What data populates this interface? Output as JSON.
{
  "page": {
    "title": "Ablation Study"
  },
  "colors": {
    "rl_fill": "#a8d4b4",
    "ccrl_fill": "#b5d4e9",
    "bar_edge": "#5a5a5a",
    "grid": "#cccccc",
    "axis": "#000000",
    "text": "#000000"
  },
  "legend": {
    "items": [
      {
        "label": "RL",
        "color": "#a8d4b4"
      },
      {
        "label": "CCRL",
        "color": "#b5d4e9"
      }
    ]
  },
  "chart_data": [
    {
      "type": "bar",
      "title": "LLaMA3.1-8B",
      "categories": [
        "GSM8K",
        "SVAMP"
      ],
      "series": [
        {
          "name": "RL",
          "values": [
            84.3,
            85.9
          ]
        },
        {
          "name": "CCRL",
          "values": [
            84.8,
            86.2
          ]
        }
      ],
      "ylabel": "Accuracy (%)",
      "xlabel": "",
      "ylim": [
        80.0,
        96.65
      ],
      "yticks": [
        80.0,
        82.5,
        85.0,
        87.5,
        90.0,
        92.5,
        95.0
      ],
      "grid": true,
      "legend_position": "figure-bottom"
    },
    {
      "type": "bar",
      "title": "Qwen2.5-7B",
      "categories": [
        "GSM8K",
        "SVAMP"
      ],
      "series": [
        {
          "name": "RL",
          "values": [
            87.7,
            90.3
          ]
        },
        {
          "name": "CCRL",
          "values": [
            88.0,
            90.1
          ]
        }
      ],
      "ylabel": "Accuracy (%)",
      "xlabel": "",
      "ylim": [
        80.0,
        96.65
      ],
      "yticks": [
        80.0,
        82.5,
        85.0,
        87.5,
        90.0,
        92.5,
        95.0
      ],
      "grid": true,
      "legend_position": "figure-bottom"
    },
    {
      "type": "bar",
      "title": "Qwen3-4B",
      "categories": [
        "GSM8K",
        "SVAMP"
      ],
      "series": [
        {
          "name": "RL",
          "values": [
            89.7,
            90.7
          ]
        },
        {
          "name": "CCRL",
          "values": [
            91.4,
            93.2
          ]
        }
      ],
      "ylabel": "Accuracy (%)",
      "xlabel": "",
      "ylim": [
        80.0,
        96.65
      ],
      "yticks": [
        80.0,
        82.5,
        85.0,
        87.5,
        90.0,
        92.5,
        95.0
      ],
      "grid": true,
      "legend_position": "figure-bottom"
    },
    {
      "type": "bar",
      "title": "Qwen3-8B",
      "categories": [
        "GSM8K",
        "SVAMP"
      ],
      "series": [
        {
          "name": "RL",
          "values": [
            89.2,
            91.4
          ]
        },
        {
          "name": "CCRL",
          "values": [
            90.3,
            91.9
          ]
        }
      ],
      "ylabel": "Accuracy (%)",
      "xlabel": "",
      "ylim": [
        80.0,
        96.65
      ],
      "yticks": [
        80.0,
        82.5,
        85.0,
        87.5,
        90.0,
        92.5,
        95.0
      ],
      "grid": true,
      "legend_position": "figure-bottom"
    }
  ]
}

Job →
Give the listing again, word for word.

The response →
What data populates this interface? Output as JSON.
{
  "page": {
    "title": "Ablation Study"
  },
  "colors": {
    "rl_fill": "#a8d4b4",
    "ccrl_fill": "#b5d4e9",
    "bar_edge": "#5a5a5a",
    "grid": "#cccccc",
    "axis": "#000000",
    "text": "#000000"
  },
  "legend": {
    "items": [
      {
        "label": "RL",
        "color": "#a8d4b4"
      },
      {
        "label": "CCRL",
        "color": "#b5d4e9"
      }
    ]
  },
  "chart_data": [
    {
      "type": "bar",
      "title": "LLaMA3.1-8B",
      "categories": [
        "GSM8K",
        "SVAMP"
      ],
      "series": [
        {
          "name": "RL",
          "values": [
            84.3,
            85.9
          ]
        },
        {
          "name": "CCRL",
          "values": [
            84.8,
            86.2
          ]
        }
      ],
      "ylabel": "Accuracy (%)",
      "xlabel": "",
      "ylim": [
        80.0,
        96.65
      ],
      "yticks": [
        80.0,
        82.5,
        85.0,
        87.5,
        90.0,
        92.5,
        95.0
      ],
      "grid": true,
      "legend_position": "figure-bottom"
    },
    {
      "type": "bar",
      "title": "Qwen2.5-7B",
      "categories": [
        "GSM8K",
        "SVAMP"
      ],
      "series": [
        {
          "name": "RL",
          "values": [
            87.7,
            90.3
          ]
        },
        {
          "name": "CCRL",
          "values": [
            88.0,
            90.1
          ]
        }
      ],
      "ylabel": "Accuracy (%)",
      "xlabel": "",
      "ylim": [
        80.0,
        96.65
      ],
      "yticks": [
        80.0,
        82.5,
        85.0,
        87.5,
        90.0,
        92.5,
        95.0
      ],
      "grid": true,
      "legend_position": "figure-bottom"
    },
    {
      "type": "bar",
      "title": "Qwen3-4B",
      "categories": [
        "GSM8K",
        "SVAMP"
      ],
      "series": [
        {
          "name": "RL",
          "values": [
            89.7,
            90.7
          ]
        },
        {
          "name": "CCRL",
          "values": [
            91.4,
            93.2
          ]
        }
      ],
      "ylabel": "Accuracy (%)",
      "xlabel": "",
      "ylim": [
        80.0,
        96.65
      ],
      "yticks": [
        80.0,
        82.5,
        85.0,
        87.5,
        90.0,
        92.5,
        95.0
      ],
      "grid": true,
      "legend_position": "figure-bottom"
    },
    {
      "type": "bar",
      "title": "Qwen3-8B",
      "categories": [
        "GSM8K",
        "SVAMP"
      ],
      "series": [
        {
          "name": "RL",
          "values": [
            89.2,
            91.4
          ]
        },
        {
          "name": "CCRL",
          "values": [
            90.3,
            91.9
          ]
        }
      ],
      "ylabel": "Accuracy (%)",
      "xlabel": "",
      "ylim": [
        80.0,
        96.65
      ],
      "yticks": [
        80.0,
        82.5,
        85.0,
        87.5,
        90.0,
        92.5,
        95.0
      ],
      "grid": true,
      "legend_position": "figure-bottom"
    }
  ]
}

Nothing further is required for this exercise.